> [TASK DETAILS]: From the listing below, pull out the lines that hold "Files".

> [DATA SHOWN]:
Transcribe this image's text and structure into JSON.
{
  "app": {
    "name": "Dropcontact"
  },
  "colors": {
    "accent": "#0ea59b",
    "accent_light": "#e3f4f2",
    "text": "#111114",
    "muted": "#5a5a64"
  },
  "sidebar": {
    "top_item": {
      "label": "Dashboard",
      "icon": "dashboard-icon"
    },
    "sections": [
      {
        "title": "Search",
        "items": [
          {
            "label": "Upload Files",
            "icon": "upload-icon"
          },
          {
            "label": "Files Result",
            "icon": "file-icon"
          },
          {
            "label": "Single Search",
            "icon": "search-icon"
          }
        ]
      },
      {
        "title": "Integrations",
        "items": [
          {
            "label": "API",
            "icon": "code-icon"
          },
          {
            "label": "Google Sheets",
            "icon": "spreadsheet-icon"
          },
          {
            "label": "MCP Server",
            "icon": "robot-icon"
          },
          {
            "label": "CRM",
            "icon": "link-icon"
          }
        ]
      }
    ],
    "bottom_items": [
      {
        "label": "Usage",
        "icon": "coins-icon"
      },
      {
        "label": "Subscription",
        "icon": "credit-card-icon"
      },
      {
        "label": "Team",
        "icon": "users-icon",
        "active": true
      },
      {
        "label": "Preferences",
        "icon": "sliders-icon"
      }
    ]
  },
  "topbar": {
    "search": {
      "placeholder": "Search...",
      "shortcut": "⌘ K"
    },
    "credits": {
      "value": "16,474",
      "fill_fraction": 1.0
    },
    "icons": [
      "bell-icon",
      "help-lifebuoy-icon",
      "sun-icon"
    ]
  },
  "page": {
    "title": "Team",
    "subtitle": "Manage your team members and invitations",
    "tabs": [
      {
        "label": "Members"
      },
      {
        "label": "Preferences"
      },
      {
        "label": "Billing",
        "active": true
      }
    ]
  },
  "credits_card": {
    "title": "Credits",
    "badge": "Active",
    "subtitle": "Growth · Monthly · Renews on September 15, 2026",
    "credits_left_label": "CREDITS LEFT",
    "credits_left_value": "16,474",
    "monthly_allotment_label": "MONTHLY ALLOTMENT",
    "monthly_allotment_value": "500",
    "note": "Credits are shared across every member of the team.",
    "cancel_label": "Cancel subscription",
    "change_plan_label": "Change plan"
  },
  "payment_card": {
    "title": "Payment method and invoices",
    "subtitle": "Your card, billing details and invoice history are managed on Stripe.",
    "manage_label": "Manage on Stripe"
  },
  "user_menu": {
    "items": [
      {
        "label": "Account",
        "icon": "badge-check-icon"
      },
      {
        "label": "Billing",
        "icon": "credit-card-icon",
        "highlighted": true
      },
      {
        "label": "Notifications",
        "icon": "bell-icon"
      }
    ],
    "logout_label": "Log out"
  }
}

> [TASK OUTPUT]:
            "label": "Upload Files",
            "label": "Files Result",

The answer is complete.